◆ Goal ◆
All the entries need to be quoted exactly, apart from the pictures, which you should drop.

[Data listing]
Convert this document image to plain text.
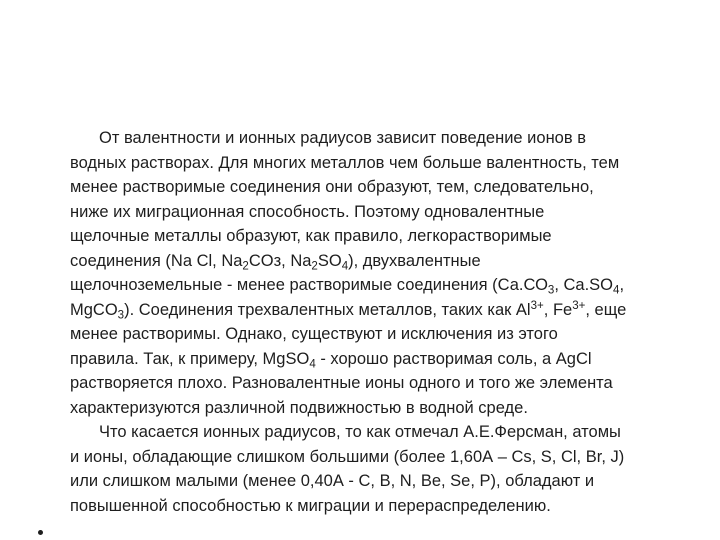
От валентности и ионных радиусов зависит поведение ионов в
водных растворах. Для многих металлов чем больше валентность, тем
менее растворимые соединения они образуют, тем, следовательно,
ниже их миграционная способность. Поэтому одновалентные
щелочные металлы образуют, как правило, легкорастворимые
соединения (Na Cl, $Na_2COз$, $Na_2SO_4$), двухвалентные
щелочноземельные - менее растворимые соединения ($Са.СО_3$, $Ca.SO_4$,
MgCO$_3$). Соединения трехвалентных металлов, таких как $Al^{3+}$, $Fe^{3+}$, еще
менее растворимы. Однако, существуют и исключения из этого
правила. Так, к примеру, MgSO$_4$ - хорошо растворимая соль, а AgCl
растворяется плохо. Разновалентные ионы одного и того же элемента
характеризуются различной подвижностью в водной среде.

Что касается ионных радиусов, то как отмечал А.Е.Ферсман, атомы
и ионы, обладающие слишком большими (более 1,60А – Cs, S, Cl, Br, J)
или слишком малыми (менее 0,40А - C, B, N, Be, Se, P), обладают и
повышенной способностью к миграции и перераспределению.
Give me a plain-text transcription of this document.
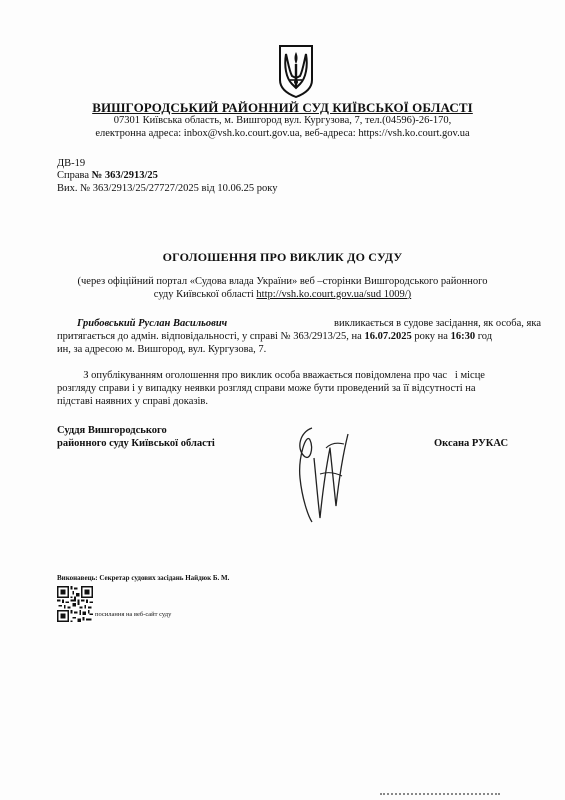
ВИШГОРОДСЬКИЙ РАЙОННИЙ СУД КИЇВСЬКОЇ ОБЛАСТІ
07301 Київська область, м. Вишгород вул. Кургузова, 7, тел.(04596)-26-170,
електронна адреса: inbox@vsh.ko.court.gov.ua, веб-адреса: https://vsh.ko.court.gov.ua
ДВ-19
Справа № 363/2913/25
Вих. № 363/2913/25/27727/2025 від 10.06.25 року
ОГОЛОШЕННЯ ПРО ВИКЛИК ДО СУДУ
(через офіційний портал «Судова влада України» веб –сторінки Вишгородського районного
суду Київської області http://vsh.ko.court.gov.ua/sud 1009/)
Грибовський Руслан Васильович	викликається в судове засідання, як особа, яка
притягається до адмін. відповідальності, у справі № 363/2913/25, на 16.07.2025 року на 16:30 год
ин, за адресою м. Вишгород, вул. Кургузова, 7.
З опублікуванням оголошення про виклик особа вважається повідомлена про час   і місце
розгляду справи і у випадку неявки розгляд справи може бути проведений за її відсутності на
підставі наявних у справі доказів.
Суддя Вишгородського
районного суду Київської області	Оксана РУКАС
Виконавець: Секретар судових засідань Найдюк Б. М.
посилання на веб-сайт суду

◆ Result of this exercise ◆
Convert this document image to plain text.
От валентности и ионных радиусов зависит поведение ионов в
водных растворах. Для многих металлов чем больше валентность, тем
менее растворимые соединения они образуют, тем, следовательно,
ниже их миграционная способность. Поэтому одновалентные
щелочные металлы образуют, как правило, легкорастворимые
соединения (Na Cl, $Na_2COз$, $Na_2SO_4$), двухвалентные
щелочноземельные - менее растворимые соединения ($Са.СО_3$, $Ca.SO_4$,
MgCO$_3$). Соединения трехвалентных металлов, таких как $Al^{3+}$, $Fe^{3+}$, еще
менее растворимы. Однако, существуют и исключения из этого
правила. Так, к примеру, MgSO$_4$ - хорошо растворимая соль, а AgCl
растворяется плохо. Разновалентные ионы одного и того же элемента
характеризуются различной подвижностью в водной среде.

Что касается ионных радиусов, то как отмечал А.Е.Ферсман, атомы
и ионы, обладающие слишком большими (более 1,60А – Cs, S, Cl, Br, J)
или слишком малыми (менее 0,40А - C, B, N, Be, Se, P), обладают и
повышенной способностью к миграции и перераспределению.
Give me a plain-text transcription of this document.
ВИШГОРОДСЬКИЙ РАЙОННИЙ СУД КИЇВСЬКОЇ ОБЛАСТІ
07301 Київська область, м. Вишгород вул. Кургузова, 7, тел.(04596)-26-170,
електронна адреса: inbox@vsh.ko.court.gov.ua, веб-адреса: https://vsh.ko.court.gov.ua
ДВ-19
Справа № 363/2913/25
Вих. № 363/2913/25/27727/2025 від 10.06.25 року
ОГОЛОШЕННЯ ПРО ВИКЛИК ДО СУДУ
(через офіційний портал «Судова влада України» веб –сторінки Вишгородського районного
суду Київської області http://vsh.ko.court.gov.ua/sud 1009/)
Грибовський Руслан Васильович	викликається в судове засідання, як особа, яка
притягається до адмін. відповідальності, у справі № 363/2913/25, на 16.07.2025 року на 16:30 год
ин, за адресою м. Вишгород, вул. Кургузова, 7.
З опублікуванням оголошення про виклик особа вважається повідомлена про час   і місце
розгляду справи і у випадку неявки розгляд справи може бути проведений за її відсутності на
підставі наявних у справі доказів.
Суддя Вишгородського
районного суду Київської області	Оксана РУКАС
Виконавець: Секретар судових засідань Найдюк Б. М.
посилання на веб-сайт суду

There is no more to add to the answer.